**THE REQUEST:** Write the data out again, character for character, with no images.

**RECORDS SHOWN:**
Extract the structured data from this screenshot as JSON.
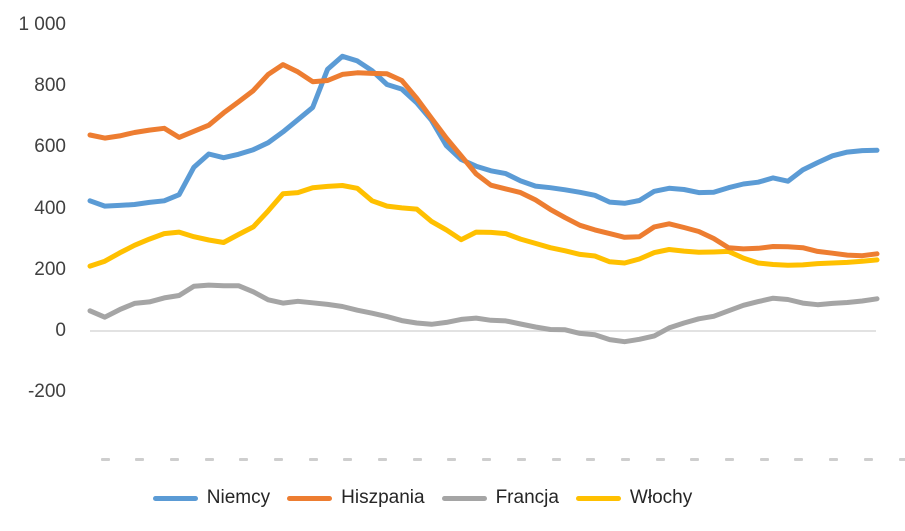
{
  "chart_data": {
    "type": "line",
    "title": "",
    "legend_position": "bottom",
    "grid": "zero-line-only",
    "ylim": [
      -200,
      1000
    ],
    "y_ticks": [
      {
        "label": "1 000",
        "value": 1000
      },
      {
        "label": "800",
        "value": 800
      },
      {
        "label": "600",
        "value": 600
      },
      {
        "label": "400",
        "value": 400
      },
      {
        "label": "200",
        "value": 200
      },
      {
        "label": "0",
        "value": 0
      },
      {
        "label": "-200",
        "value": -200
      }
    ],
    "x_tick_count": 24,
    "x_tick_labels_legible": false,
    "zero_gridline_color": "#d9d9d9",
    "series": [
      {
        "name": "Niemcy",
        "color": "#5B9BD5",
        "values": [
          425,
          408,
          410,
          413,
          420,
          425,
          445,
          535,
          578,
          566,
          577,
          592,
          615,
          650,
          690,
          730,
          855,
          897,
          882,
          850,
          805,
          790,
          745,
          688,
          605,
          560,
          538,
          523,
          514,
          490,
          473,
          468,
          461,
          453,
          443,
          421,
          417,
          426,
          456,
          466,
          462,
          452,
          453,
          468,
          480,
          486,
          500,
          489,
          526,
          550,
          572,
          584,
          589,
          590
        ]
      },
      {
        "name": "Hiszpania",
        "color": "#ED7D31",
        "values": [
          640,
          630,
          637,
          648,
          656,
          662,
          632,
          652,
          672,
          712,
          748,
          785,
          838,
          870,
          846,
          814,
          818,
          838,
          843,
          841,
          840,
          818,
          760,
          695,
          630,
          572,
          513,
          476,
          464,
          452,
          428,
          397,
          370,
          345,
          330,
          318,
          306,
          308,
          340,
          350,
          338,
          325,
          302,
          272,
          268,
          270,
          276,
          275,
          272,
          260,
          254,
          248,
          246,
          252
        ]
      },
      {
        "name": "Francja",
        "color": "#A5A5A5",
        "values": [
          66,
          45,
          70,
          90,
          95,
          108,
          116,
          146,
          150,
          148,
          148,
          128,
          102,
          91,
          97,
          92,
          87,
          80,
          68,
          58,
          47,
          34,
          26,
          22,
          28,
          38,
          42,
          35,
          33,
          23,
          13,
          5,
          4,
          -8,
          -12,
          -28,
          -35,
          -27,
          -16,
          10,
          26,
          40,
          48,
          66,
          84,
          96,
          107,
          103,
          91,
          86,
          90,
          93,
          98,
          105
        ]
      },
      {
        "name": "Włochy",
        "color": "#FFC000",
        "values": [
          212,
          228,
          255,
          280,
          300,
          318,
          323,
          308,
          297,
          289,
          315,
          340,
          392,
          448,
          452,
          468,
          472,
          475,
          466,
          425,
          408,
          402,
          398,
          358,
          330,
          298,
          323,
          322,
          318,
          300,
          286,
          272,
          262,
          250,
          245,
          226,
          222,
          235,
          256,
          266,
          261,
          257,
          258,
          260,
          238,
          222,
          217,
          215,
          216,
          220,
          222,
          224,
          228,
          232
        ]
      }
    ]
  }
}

**FINISHED EXERCISE:**
Extract the structured data from this screenshot as JSON.
{
  "chart_data": {
    "type": "line",
    "title": "",
    "legend_position": "bottom",
    "grid": "zero-line-only",
    "ylim": [
      -200,
      1000
    ],
    "y_ticks": [
      {
        "label": "1 000",
        "value": 1000
      },
      {
        "label": "800",
        "value": 800
      },
      {
        "label": "600",
        "value": 600
      },
      {
        "label": "400",
        "value": 400
      },
      {
        "label": "200",
        "value": 200
      },
      {
        "label": "0",
        "value": 0
      },
      {
        "label": "-200",
        "value": -200
      }
    ],
    "x_tick_count": 24,
    "x_tick_labels_legible": false,
    "zero_gridline_color": "#d9d9d9",
    "series": [
      {
        "name": "Niemcy",
        "color": "#5B9BD5",
        "values": [
          425,
          408,
          410,
          413,
          420,
          425,
          445,
          535,
          578,
          566,
          577,
          592,
          615,
          650,
          690,
          730,
          855,
          897,
          882,
          850,
          805,
          790,
          745,
          688,
          605,
          560,
          538,
          523,
          514,
          490,
          473,
          468,
          461,
          453,
          443,
          421,
          417,
          426,
          456,
          466,
          462,
          452,
          453,
          468,
          480,
          486,
          500,
          489,
          526,
          550,
          572,
          584,
          589,
          590
        ]
      },
      {
        "name": "Hiszpania",
        "color": "#ED7D31",
        "values": [
          640,
          630,
          637,
          648,
          656,
          662,
          632,
          652,
          672,
          712,
          748,
          785,
          838,
          870,
          846,
          814,
          818,
          838,
          843,
          841,
          840,
          818,
          760,
          695,
          630,
          572,
          513,
          476,
          464,
          452,
          428,
          397,
          370,
          345,
          330,
          318,
          306,
          308,
          340,
          350,
          338,
          325,
          302,
          272,
          268,
          270,
          276,
          275,
          272,
          260,
          254,
          248,
          246,
          252
        ]
      },
      {
        "name": "Francja",
        "color": "#A5A5A5",
        "values": [
          66,
          45,
          70,
          90,
          95,
          108,
          116,
          146,
          150,
          148,
          148,
          128,
          102,
          91,
          97,
          92,
          87,
          80,
          68,
          58,
          47,
          34,
          26,
          22,
          28,
          38,
          42,
          35,
          33,
          23,
          13,
          5,
          4,
          -8,
          -12,
          -28,
          -35,
          -27,
          -16,
          10,
          26,
          40,
          48,
          66,
          84,
          96,
          107,
          103,
          91,
          86,
          90,
          93,
          98,
          105
        ]
      },
      {
        "name": "Włochy",
        "color": "#FFC000",
        "values": [
          212,
          228,
          255,
          280,
          300,
          318,
          323,
          308,
          297,
          289,
          315,
          340,
          392,
          448,
          452,
          468,
          472,
          475,
          466,
          425,
          408,
          402,
          398,
          358,
          330,
          298,
          323,
          322,
          318,
          300,
          286,
          272,
          262,
          250,
          245,
          226,
          222,
          235,
          256,
          266,
          261,
          257,
          258,
          260,
          238,
          222,
          217,
          215,
          216,
          220,
          222,
          224,
          228,
          232
        ]
      }
    ]
  }
}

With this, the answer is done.